Your objective. List each line of the data that holds the string "text".

(Stored entries)
━━━━━━━━━━

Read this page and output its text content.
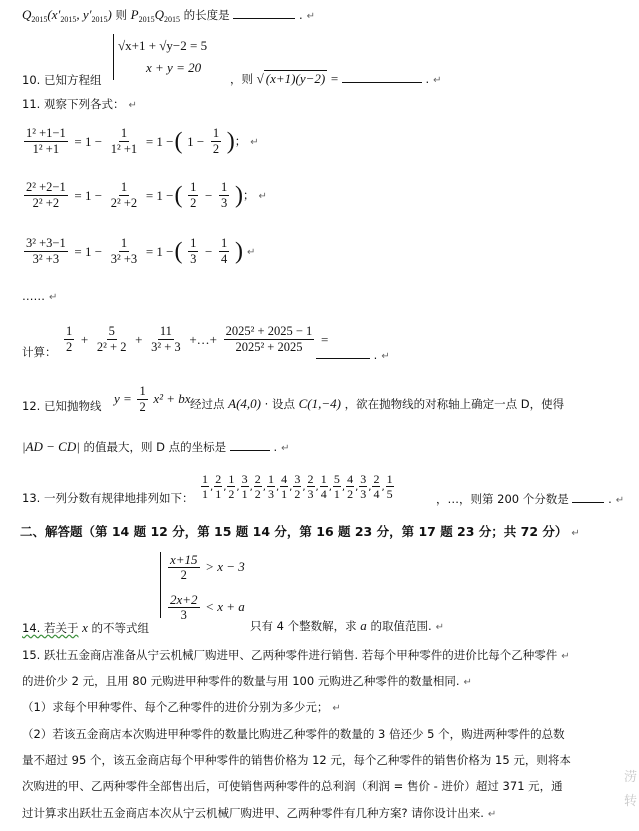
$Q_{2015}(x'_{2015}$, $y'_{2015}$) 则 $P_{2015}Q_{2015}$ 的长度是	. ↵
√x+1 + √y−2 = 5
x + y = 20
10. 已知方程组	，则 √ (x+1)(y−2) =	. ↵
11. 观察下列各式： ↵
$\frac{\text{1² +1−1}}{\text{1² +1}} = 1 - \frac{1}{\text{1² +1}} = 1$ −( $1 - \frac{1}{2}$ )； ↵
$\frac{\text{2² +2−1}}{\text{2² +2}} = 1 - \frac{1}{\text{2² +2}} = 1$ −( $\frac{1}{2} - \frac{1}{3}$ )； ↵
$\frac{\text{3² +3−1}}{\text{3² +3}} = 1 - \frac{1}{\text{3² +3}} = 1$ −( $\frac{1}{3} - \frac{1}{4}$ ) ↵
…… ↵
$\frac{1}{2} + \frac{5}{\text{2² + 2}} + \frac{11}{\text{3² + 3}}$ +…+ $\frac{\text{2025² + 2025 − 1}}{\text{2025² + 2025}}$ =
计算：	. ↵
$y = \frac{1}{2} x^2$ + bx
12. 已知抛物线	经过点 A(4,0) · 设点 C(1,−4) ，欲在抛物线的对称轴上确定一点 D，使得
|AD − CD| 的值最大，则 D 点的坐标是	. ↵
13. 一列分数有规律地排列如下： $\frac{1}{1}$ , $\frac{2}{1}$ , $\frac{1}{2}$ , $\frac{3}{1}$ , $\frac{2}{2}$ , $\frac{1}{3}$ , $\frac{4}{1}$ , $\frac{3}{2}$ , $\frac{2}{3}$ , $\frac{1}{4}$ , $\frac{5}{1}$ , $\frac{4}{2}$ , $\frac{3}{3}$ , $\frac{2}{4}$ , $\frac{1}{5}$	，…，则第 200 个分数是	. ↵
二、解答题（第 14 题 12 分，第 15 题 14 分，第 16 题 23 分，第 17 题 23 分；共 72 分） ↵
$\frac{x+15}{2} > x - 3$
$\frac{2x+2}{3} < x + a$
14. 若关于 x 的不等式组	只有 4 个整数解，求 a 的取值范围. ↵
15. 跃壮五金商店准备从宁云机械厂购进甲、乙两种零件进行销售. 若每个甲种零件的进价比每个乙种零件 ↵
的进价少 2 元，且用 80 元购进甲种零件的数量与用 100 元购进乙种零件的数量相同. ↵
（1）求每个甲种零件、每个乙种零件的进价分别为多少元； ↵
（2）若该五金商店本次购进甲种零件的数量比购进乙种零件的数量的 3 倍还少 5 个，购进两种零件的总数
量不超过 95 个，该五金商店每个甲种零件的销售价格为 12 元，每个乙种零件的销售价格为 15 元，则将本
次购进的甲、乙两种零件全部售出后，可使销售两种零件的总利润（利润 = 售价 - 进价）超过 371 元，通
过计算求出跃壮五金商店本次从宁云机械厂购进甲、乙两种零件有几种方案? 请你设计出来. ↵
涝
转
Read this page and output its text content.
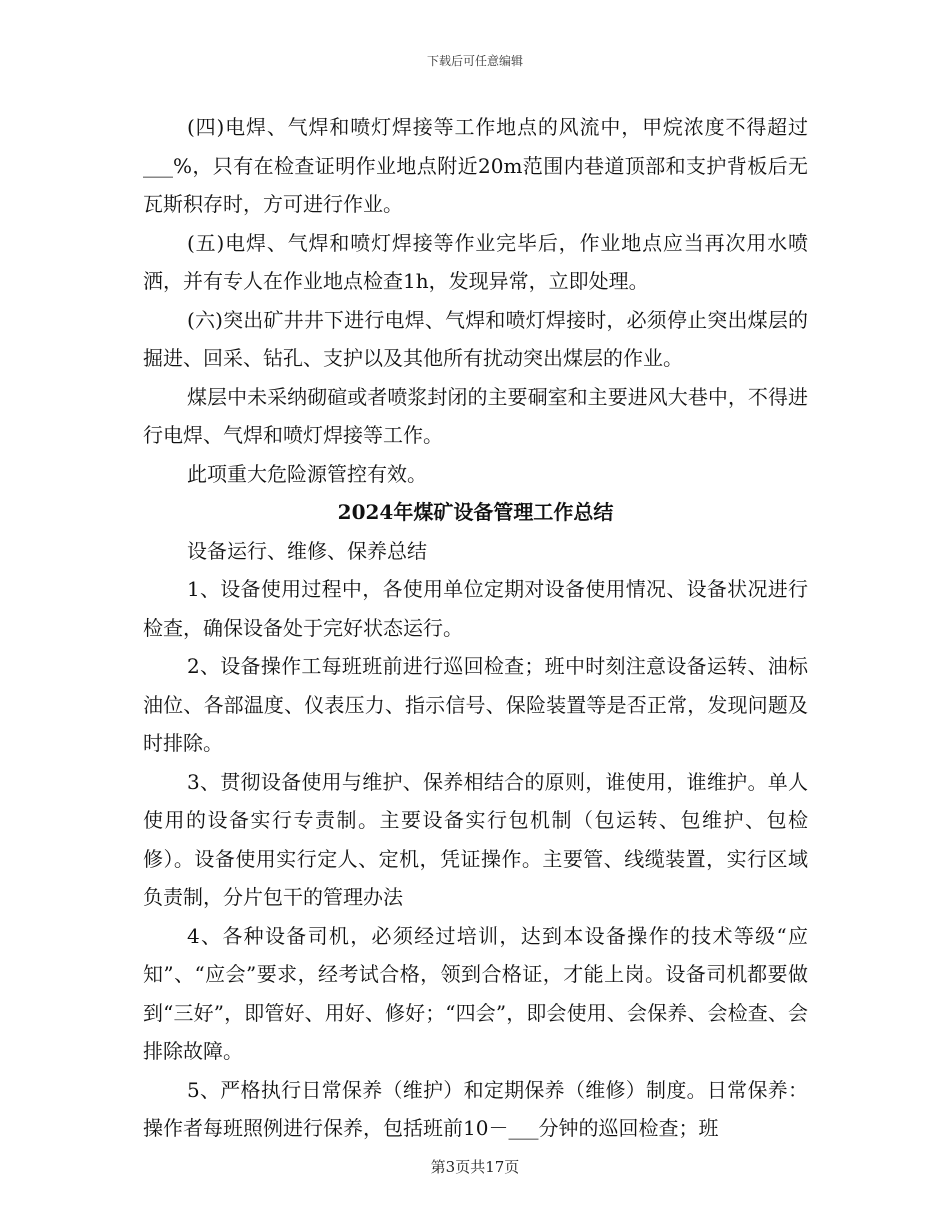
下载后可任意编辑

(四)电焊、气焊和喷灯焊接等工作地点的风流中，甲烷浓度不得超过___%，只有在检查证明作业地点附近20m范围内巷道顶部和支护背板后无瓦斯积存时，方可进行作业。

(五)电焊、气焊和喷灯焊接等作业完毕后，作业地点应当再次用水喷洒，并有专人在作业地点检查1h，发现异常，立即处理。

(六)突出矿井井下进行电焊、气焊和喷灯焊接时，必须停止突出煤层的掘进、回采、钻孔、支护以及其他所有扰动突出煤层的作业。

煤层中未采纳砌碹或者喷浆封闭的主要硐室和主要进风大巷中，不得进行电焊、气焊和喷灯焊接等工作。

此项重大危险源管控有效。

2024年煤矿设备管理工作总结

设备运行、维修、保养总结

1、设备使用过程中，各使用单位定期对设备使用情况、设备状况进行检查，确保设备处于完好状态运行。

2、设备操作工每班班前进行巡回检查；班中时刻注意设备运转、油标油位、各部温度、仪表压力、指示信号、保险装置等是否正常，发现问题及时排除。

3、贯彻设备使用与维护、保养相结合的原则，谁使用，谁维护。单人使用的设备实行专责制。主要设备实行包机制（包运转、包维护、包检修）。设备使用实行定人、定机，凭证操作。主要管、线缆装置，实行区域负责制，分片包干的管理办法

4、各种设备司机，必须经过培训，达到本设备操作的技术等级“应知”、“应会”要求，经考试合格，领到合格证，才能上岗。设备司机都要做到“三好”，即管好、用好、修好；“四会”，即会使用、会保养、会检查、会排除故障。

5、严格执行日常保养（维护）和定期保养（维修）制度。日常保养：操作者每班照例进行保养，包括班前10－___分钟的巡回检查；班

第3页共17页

━━━━━━━━━━

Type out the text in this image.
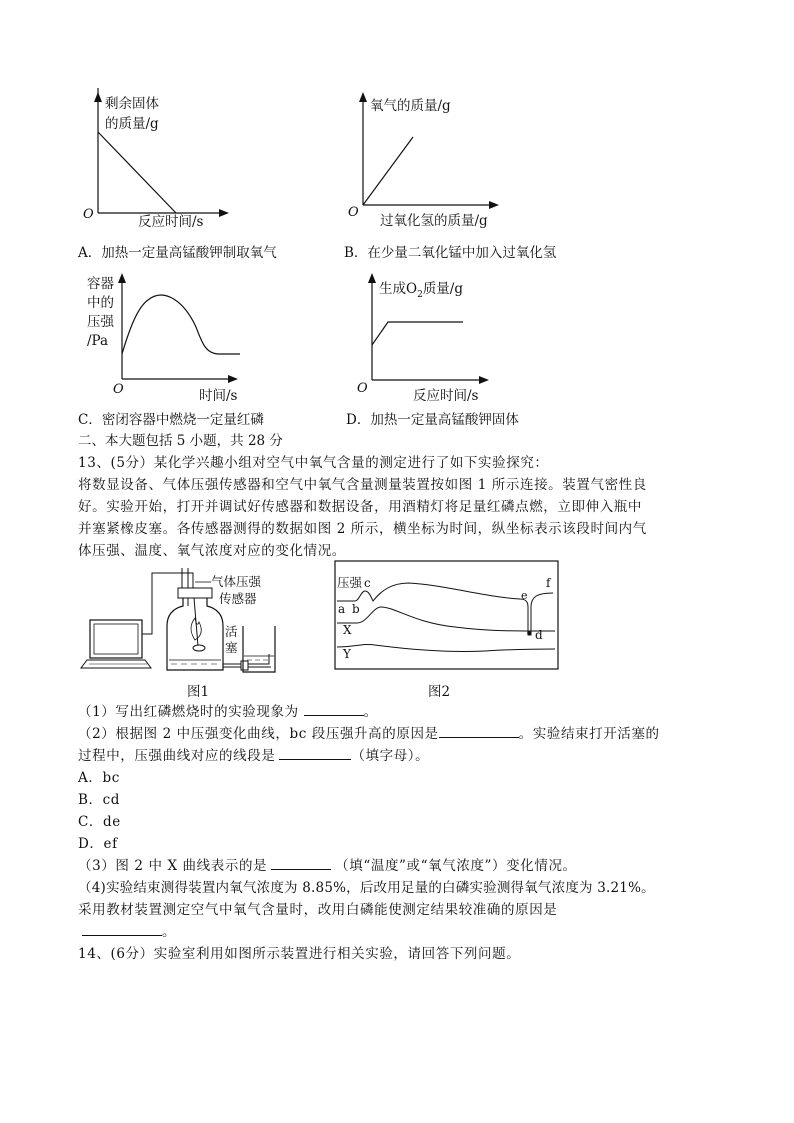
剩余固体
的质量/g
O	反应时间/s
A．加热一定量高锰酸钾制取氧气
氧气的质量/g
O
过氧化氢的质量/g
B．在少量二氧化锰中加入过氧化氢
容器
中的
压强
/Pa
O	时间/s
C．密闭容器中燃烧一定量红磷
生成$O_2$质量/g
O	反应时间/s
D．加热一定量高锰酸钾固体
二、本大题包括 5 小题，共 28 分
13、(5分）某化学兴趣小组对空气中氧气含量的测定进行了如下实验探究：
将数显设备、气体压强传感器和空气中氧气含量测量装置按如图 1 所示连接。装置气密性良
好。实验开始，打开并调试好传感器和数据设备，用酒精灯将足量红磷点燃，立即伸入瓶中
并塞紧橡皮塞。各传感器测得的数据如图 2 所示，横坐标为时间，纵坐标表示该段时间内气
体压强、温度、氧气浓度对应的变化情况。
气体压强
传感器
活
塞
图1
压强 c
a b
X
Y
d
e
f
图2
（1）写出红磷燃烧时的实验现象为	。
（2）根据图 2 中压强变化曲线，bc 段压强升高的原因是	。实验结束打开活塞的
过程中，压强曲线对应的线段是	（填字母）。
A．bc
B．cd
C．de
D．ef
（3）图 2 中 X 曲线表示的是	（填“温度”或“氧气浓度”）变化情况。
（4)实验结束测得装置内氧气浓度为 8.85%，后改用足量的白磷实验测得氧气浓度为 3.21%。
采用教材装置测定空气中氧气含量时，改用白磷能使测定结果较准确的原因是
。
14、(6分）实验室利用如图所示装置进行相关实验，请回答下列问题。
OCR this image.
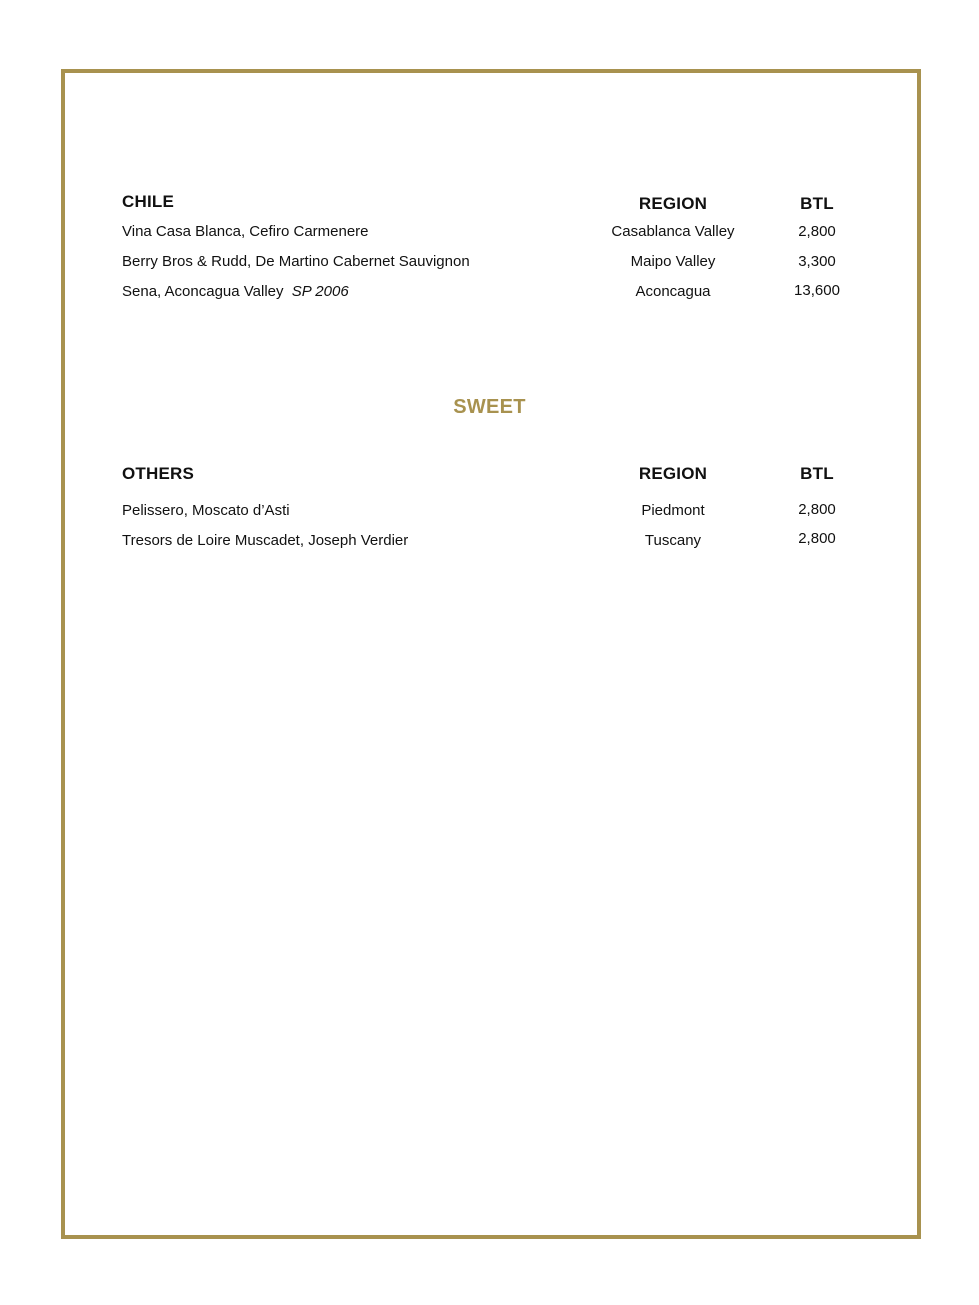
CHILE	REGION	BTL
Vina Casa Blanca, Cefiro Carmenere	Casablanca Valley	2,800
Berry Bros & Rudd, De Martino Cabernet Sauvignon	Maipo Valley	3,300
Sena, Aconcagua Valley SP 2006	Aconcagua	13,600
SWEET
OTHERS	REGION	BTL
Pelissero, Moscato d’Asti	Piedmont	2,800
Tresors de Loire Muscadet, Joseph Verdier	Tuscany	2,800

━━━━━━━━━━

Response below.
Read this page and output its text content.
$\frac{\text{1² +1−1}}{\text{1² +1}} = 1 - \frac{1}{\text{1² +1}} = 1$ −( $1 - \frac{1}{2}$ )； ↵
$\frac{\text{2² +2−1}}{\text{2² +2}} = 1 - \frac{1}{\text{2² +2}} = 1$ −( $\frac{1}{2} - \frac{1}{3}$ )； ↵
$\frac{\text{3² +3−1}}{\text{3² +3}} = 1 - \frac{1}{\text{3² +3}} = 1$ −( $\frac{1}{3} - \frac{1}{4}$ ) ↵
$\frac{1}{2} + \frac{5}{\text{2² + 2}} + \frac{11}{\text{3² + 3}}$ +…+ $\frac{\text{2025² + 2025 − 1}}{\text{2025² + 2025}}$ =
Read this page and output its text content.
Type out the text in this image.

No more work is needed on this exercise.